#### Data supplied

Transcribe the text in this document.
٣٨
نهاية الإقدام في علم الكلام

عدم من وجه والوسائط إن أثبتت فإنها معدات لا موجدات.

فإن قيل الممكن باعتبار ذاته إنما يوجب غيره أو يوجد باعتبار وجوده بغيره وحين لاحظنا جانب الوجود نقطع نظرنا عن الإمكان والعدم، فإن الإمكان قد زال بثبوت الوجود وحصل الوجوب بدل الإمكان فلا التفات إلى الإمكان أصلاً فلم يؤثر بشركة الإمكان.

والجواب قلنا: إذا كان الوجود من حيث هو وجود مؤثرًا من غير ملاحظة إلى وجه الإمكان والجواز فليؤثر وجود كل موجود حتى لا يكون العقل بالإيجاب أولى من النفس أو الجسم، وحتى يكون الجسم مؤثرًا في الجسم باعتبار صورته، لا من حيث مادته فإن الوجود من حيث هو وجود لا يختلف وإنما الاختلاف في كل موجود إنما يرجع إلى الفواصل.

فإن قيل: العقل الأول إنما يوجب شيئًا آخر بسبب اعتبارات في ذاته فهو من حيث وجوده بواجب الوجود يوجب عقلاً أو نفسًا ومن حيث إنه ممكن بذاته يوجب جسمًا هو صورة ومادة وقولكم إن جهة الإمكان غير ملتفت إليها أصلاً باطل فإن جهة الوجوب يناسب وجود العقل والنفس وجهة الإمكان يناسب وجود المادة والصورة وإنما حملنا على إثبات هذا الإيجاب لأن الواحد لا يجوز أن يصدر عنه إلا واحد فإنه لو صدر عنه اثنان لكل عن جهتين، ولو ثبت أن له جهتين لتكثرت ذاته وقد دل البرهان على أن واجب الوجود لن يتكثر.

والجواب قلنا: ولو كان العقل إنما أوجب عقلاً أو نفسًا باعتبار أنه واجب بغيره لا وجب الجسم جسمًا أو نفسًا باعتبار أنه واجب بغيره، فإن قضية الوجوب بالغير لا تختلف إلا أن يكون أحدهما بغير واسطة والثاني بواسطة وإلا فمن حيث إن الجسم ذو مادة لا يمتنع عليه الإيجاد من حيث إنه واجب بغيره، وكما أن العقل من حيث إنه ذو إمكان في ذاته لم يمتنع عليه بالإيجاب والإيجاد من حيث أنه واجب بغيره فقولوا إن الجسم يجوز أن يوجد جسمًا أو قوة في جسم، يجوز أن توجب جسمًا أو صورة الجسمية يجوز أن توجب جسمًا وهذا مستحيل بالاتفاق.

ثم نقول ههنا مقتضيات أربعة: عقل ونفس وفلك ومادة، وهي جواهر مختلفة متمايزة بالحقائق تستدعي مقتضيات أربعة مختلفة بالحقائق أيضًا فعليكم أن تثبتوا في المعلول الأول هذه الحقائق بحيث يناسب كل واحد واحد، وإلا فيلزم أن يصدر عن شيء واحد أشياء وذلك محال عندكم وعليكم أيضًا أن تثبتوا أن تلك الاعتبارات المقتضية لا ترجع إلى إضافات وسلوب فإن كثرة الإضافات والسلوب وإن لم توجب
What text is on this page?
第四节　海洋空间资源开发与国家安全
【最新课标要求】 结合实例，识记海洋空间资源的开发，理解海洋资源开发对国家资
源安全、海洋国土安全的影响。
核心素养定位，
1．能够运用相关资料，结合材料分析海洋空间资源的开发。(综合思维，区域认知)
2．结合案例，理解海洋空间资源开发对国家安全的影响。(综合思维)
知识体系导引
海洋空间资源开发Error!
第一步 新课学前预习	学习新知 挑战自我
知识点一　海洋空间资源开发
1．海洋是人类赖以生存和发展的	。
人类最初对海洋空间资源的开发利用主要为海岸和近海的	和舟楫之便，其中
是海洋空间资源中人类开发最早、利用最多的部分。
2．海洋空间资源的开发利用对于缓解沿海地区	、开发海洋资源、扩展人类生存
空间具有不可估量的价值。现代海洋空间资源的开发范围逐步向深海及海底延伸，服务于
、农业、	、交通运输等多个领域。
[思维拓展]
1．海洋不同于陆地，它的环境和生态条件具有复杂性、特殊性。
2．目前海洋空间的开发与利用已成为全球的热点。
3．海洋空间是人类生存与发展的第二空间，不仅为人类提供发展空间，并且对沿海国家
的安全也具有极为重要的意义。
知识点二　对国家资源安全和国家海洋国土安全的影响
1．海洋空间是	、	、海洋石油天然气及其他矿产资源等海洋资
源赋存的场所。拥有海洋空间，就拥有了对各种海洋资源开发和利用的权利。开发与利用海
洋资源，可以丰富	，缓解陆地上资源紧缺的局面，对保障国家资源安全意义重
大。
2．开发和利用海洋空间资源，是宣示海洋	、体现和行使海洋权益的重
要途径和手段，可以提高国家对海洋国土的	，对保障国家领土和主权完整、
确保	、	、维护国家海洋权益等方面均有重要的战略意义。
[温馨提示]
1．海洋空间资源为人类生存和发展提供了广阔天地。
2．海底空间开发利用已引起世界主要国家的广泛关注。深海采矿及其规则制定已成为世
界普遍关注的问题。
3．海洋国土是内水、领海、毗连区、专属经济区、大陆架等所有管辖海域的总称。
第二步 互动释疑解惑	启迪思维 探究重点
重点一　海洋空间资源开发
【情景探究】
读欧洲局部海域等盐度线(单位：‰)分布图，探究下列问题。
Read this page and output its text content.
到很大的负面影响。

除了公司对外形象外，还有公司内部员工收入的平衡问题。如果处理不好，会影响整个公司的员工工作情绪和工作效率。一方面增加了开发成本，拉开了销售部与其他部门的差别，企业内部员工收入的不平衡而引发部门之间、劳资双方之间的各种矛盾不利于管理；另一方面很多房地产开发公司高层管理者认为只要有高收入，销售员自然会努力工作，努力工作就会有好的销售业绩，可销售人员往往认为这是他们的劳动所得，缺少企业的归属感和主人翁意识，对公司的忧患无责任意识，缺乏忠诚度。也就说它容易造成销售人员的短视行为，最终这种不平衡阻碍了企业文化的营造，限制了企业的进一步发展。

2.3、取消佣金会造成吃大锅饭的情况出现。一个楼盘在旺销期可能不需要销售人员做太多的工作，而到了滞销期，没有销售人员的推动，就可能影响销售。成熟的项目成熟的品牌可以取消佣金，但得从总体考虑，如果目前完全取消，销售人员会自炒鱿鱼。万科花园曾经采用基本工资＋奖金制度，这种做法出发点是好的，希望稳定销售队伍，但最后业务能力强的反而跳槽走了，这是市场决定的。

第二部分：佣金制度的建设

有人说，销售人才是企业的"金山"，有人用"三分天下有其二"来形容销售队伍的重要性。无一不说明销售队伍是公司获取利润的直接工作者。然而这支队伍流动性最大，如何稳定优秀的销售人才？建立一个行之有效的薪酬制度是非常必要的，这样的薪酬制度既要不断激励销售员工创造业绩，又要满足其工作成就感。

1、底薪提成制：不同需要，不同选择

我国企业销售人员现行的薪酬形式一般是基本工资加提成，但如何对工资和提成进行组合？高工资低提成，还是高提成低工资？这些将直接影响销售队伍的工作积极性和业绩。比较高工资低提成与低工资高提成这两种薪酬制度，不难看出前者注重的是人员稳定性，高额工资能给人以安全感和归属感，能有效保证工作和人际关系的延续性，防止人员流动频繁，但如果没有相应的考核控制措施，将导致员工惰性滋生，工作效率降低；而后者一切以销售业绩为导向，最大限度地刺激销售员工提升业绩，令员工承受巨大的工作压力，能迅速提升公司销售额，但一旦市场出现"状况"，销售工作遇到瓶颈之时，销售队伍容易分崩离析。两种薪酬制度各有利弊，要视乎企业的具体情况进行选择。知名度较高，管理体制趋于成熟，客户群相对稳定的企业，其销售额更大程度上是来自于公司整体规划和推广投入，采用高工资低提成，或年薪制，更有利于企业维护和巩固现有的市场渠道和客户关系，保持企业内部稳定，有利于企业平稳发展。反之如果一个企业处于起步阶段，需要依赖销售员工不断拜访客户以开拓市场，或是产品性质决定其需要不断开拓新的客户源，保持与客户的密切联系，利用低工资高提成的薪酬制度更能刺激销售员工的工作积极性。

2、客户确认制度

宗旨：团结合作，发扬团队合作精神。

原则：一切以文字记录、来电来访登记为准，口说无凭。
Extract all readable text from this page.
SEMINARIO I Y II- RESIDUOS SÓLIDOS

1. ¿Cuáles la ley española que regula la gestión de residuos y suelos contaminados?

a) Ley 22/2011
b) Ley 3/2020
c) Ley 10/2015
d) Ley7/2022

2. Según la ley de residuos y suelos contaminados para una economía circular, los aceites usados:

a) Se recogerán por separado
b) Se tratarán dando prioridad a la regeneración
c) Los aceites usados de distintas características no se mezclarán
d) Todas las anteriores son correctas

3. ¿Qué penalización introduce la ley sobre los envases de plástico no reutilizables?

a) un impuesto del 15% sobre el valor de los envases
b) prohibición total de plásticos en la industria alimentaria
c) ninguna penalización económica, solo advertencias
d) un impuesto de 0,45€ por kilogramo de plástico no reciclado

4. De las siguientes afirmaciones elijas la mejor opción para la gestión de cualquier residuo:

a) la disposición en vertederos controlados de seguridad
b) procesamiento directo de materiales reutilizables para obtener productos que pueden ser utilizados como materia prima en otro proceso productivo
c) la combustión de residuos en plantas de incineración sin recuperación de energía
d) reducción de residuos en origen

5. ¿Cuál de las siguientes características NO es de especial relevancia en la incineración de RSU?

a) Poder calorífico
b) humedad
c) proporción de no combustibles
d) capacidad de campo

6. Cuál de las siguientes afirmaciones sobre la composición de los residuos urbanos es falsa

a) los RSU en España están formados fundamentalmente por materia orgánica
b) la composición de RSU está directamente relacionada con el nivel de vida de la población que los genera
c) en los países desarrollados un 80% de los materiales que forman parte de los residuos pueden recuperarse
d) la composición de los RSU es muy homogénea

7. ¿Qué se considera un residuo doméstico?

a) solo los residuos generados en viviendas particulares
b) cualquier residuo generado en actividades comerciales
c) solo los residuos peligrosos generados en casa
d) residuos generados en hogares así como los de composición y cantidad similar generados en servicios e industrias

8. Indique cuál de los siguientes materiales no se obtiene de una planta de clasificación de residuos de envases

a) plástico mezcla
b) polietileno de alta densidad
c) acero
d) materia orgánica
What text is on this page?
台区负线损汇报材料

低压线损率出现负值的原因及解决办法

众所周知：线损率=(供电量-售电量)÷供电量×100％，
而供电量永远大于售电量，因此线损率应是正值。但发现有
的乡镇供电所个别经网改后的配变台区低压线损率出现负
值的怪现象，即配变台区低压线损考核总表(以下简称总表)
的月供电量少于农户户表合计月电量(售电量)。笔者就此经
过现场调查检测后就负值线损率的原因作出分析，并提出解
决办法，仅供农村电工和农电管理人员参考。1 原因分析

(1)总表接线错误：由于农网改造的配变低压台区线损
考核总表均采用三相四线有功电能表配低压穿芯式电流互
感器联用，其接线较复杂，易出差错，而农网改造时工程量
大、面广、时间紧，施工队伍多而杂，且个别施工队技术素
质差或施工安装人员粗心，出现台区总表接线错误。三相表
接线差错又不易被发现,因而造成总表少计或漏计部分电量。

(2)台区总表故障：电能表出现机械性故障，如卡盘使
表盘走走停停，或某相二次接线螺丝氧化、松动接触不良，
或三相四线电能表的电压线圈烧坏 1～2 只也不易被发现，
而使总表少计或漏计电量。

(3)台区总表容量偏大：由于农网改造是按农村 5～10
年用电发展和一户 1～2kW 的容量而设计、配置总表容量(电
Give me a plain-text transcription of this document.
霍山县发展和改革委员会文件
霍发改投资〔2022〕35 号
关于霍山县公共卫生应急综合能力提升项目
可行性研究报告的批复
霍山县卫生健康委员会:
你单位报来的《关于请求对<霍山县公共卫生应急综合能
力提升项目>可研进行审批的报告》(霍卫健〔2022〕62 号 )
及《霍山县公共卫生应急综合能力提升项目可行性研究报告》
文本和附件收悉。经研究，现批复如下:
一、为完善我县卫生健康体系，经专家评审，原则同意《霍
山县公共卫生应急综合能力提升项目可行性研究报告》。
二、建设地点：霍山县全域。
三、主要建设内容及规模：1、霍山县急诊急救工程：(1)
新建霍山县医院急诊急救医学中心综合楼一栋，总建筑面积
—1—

#### Goal of the exercise
State the count of lines holding the string "أصلا" in the listing above, and nothing else.

#### Solution for this problem
2